# PROBLEM DETAILS
Having read the entries, repeat all of them exactly.

[Opening AVAILABLE DATA section]

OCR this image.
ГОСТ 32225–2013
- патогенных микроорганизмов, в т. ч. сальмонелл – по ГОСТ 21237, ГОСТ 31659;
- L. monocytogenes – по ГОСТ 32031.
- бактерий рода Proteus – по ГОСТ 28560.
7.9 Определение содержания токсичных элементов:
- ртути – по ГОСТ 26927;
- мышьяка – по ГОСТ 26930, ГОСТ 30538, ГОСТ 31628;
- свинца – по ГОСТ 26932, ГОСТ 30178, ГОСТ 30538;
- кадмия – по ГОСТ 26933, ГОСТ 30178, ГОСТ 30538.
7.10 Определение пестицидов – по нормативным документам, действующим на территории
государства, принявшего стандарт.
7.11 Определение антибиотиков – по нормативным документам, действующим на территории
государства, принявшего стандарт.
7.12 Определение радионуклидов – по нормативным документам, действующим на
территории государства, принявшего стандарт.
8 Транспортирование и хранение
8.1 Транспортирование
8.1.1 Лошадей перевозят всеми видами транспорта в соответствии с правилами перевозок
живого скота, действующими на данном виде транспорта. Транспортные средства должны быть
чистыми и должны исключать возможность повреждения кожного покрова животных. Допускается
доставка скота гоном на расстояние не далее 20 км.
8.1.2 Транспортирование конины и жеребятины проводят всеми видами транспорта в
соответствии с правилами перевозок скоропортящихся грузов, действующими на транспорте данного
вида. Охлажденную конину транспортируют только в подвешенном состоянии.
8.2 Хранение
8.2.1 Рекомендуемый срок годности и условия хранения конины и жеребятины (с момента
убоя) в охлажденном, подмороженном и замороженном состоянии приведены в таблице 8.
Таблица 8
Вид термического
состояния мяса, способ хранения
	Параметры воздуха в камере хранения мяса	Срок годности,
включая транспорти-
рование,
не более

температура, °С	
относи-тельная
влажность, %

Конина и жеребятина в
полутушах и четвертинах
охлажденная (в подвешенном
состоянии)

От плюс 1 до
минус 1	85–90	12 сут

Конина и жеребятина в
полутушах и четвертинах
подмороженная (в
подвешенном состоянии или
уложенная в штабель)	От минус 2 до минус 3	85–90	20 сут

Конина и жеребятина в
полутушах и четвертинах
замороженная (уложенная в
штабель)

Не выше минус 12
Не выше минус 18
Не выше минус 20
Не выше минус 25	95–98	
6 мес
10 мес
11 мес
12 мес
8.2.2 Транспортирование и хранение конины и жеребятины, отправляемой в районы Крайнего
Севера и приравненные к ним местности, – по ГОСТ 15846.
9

[Closing AVAILABLE DATA section]

# REPLY TO THE EXERCISE
OCR this image.
ГОСТ 32225–2013
- патогенных микроорганизмов, в т. ч. сальмонелл – по ГОСТ 21237, ГОСТ 31659;
- L. monocytogenes – по ГОСТ 32031.
- бактерий рода Proteus – по ГОСТ 28560.
7.9 Определение содержания токсичных элементов:
- ртути – по ГОСТ 26927;
- мышьяка – по ГОСТ 26930, ГОСТ 30538, ГОСТ 31628;
- свинца – по ГОСТ 26932, ГОСТ 30178, ГОСТ 30538;
- кадмия – по ГОСТ 26933, ГОСТ 30178, ГОСТ 30538.
7.10 Определение пестицидов – по нормативным документам, действующим на территории
государства, принявшего стандарт.
7.11 Определение антибиотиков – по нормативным документам, действующим на территории
государства, принявшего стандарт.
7.12 Определение радионуклидов – по нормативным документам, действующим на
территории государства, принявшего стандарт.
8 Транспортирование и хранение
8.1 Транспортирование
8.1.1 Лошадей перевозят всеми видами транспорта в соответствии с правилами перевозок
живого скота, действующими на данном виде транспорта. Транспортные средства должны быть
чистыми и должны исключать возможность повреждения кожного покрова животных. Допускается
доставка скота гоном на расстояние не далее 20 км.
8.1.2 Транспортирование конины и жеребятины проводят всеми видами транспорта в
соответствии с правилами перевозок скоропортящихся грузов, действующими на транспорте данного
вида. Охлажденную конину транспортируют только в подвешенном состоянии.
8.2 Хранение
8.2.1 Рекомендуемый срок годности и условия хранения конины и жеребятины (с момента
убоя) в охлажденном, подмороженном и замороженном состоянии приведены в таблице 8.
Таблица 8
Вид термического
состояния мяса, способ хранения
	Параметры воздуха в камере хранения мяса	Срок годности,
включая транспорти-
рование,
не более

температура, °С	
относи-тельная
влажность, %

Конина и жеребятина в
полутушах и четвертинах
охлажденная (в подвешенном
состоянии)

От плюс 1 до
минус 1	85–90	12 сут

Конина и жеребятина в
полутушах и четвертинах
подмороженная (в
подвешенном состоянии или
уложенная в штабель)	От минус 2 до минус 3	85–90	20 сут

Конина и жеребятина в
полутушах и четвертинах
замороженная (уложенная в
штабель)

Не выше минус 12
Не выше минус 18
Не выше минус 20
Не выше минус 25	95–98	
6 мес
10 мес
11 мес
12 мес
8.2.2 Транспортирование и хранение конины и жеребятины, отправляемой в районы Крайнего
Севера и приравненные к ним местности, – по ГОСТ 15846.
9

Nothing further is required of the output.